WHAT THIS TASK INVOLVES: Look through the listing for the word "VALLE". Copy each line that has it.

-- START RECORD EXCERPTS --

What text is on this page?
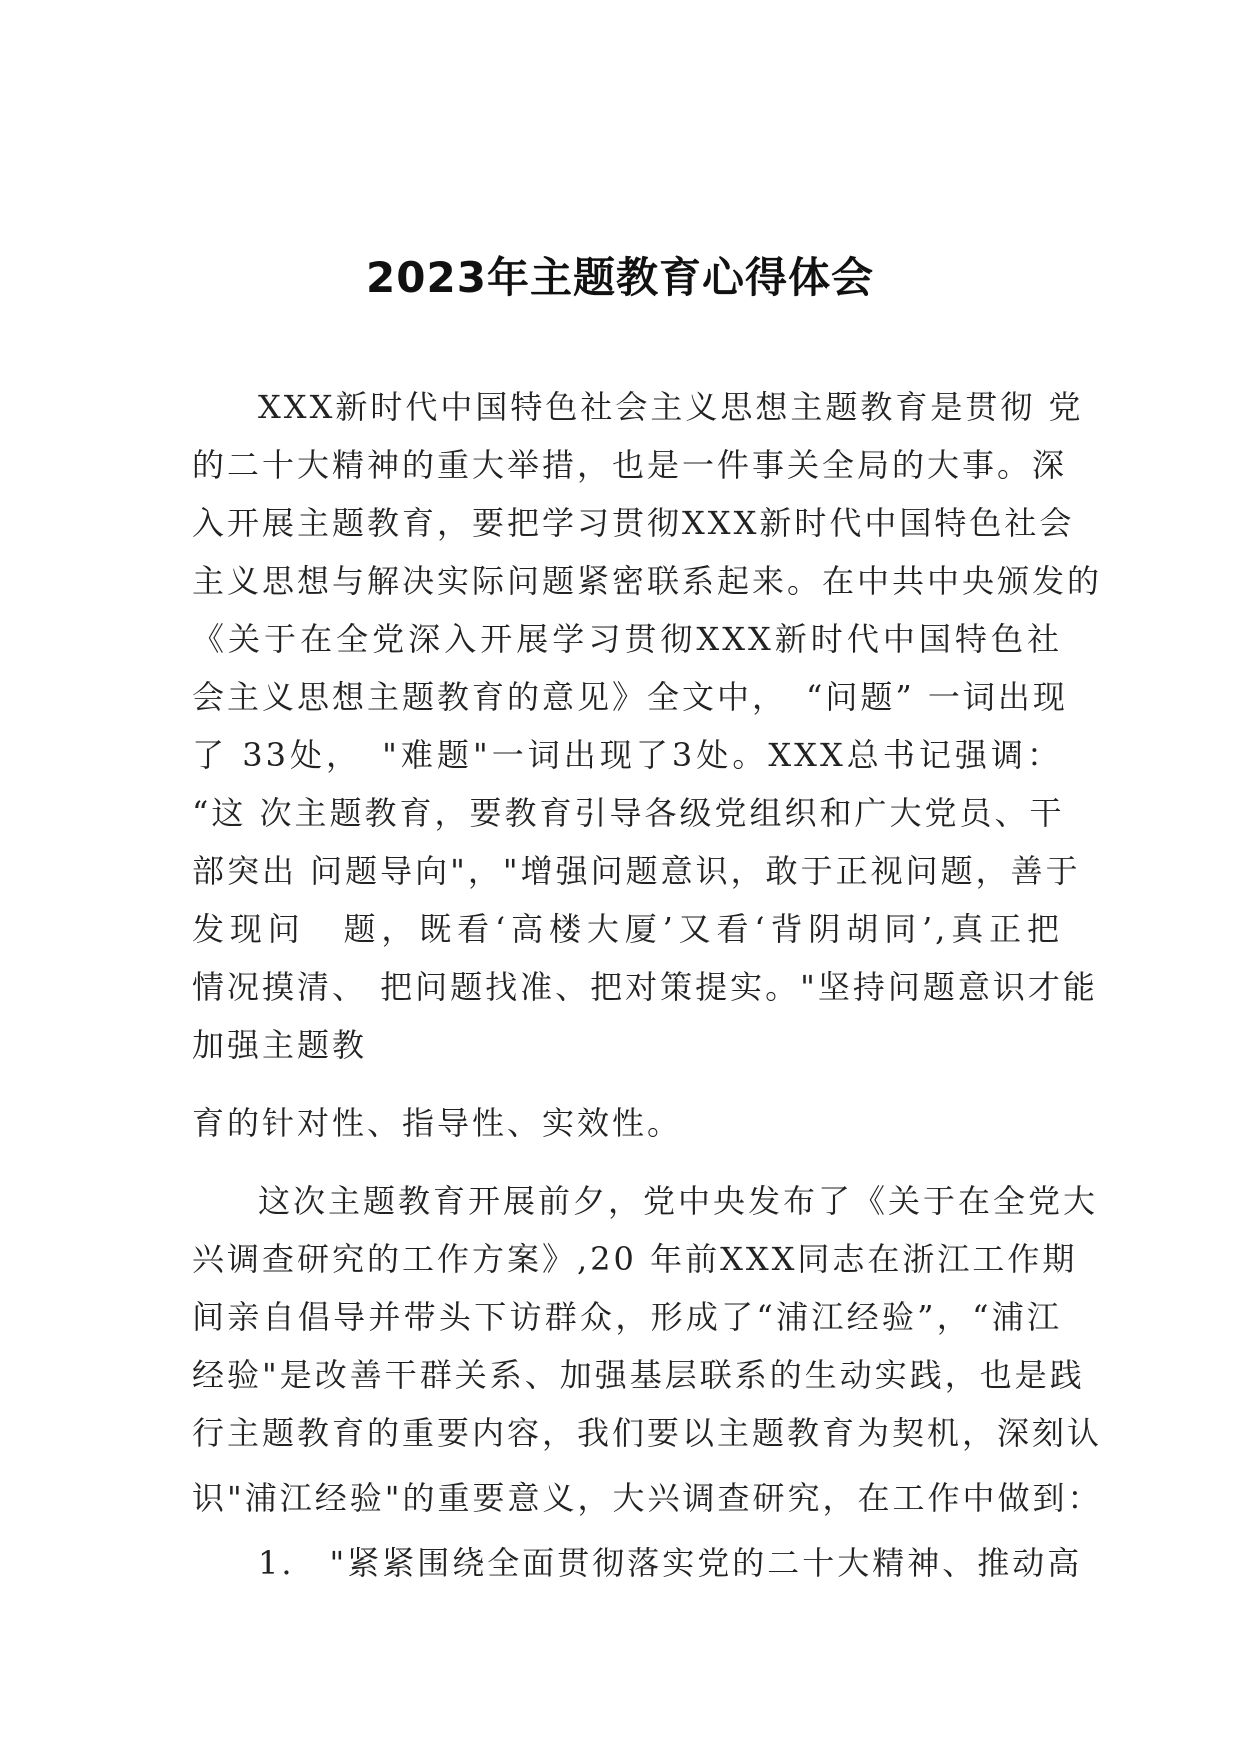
2023年主题教育心得体会
XXX新时代中国特色社会主义思想主题教育是贯彻 党
的二十大精神的重大举措，也是一件事关全局的大事。深
入开展主题教育，要把学习贯彻XXX新时代中国特色社会
主义思想与解决实际问题紧密联系起来。在中共中央颁发的
《关于在全党深入开展学习贯彻XXX新时代中国特色社
会主义思想主题教育的意见》全文中，　“问题” 一词出现
了 33处，　"难题"一词出现了3处。XXX总书记强调：
“这 次主题教育，要教育引导各级党组织和广大党员、干
部突出 问题导向"，"增强问题意识，敢于正视问题，善于
发现问　题，既看‘高楼大厦’又看‘背阴胡同’,真正把
情况摸清、 把问题找准、把对策提实。"坚持问题意识才能
加强主题教
育的针对性、指导性、实效性。
这次主题教育开展前夕，党中央发布了《关于在全党大
兴调查研究的工作方案》,20 年前XXX同志在浙江工作期
间亲自倡导并带头下访群众，形成了“浦江经验”，“浦江
经验"是改善干群关系、加强基层联系的生动实践，也是践
行主题教育的重要内容，我们要以主题教育为契机，深刻认
识"浦江经验"的重要意义，大兴调查研究，在工作中做到：
1.　"紧紧围绕全面贯彻落实党的二十大精神、推动高
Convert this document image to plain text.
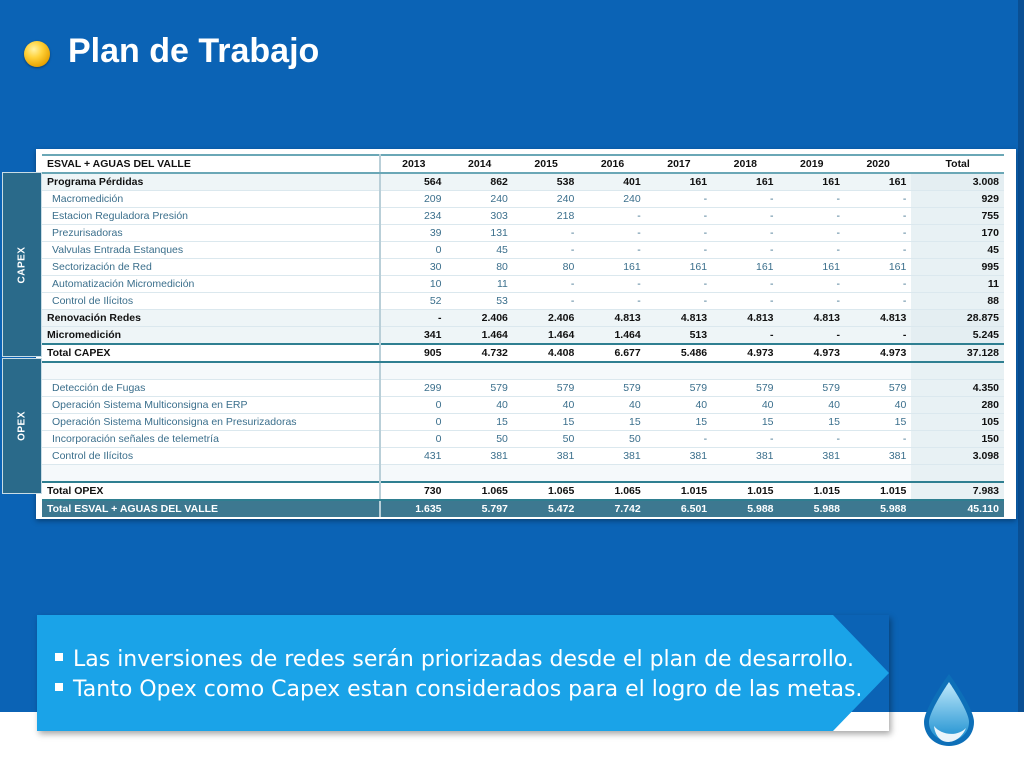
Plan de Trabajo
CAPEX
OPEX
ESVAL + AGUAS DEL VALLE	2013	2014	2015	2016	2017	2018	2019	2020	Total
Programa Pérdidas	564	862	538	401	161	161	161	161	3.008
Macromedición	209	240	240	240	-	-	-	-	929
Estacion Reguladora Presión	234	303	218	-	-	-	-	-	755
Prezurisadoras	39	131	-	-	-	-	-	-	170
Valvulas Entrada Estanques	0	45	-	-	-	-	-	-	45
Sectorización de Red	30	80	80	161	161	161	161	161	995
Automatización Micromedición	10	11	-	-	-	-	-	-	11
Control de Ilícitos	52	53	-	-	-	-	-	-	88
Renovación Redes	-	2.406	2.406	4.813	4.813	4.813	4.813	4.813	28.875
Micromedición	341	1.464	1.464	1.464	513	-	-	-	5.245
Total CAPEX	905	4.732	4.408	6.677	5.486	4.973	4.973	4.973	37.128

Detección de Fugas	299	579	579	579	579	579	579	579	4.350
Operación Sistema Multiconsigna en ERP	0	40	40	40	40	40	40	40	280
Operación Sistema Multiconsigna en Presurizadoras	0	15	15	15	15	15	15	15	105
Incorporación señales de telemetría	0	50	50	50	-	-	-	-	150
Control de Ilícitos	431	381	381	381	381	381	381	381	3.098

Total OPEX	730	1.065	1.065	1.065	1.015	1.015	1.015	1.015	7.983
Total ESVAL + AGUAS DEL VALLE	1.635	5.797	5.472	7.742	6.501	5.988	5.988	5.988	45.110
Las inversiones de redes serán priorizadas desde el plan de desarrollo.
Tanto Opex como Capex estan considerados para el logro de las metas.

-- END RECORD EXCERPTS --

RESULT OF THE EXERCISE:
ESVAL + AGUAS DEL VALLE	2013	2014	2015	2016	2017	2018	2019	2020	Total
Total ESVAL + AGUAS DEL VALLE	1.635	5.797	5.472	7.742	6.501	5.988	5.988	5.988	45.110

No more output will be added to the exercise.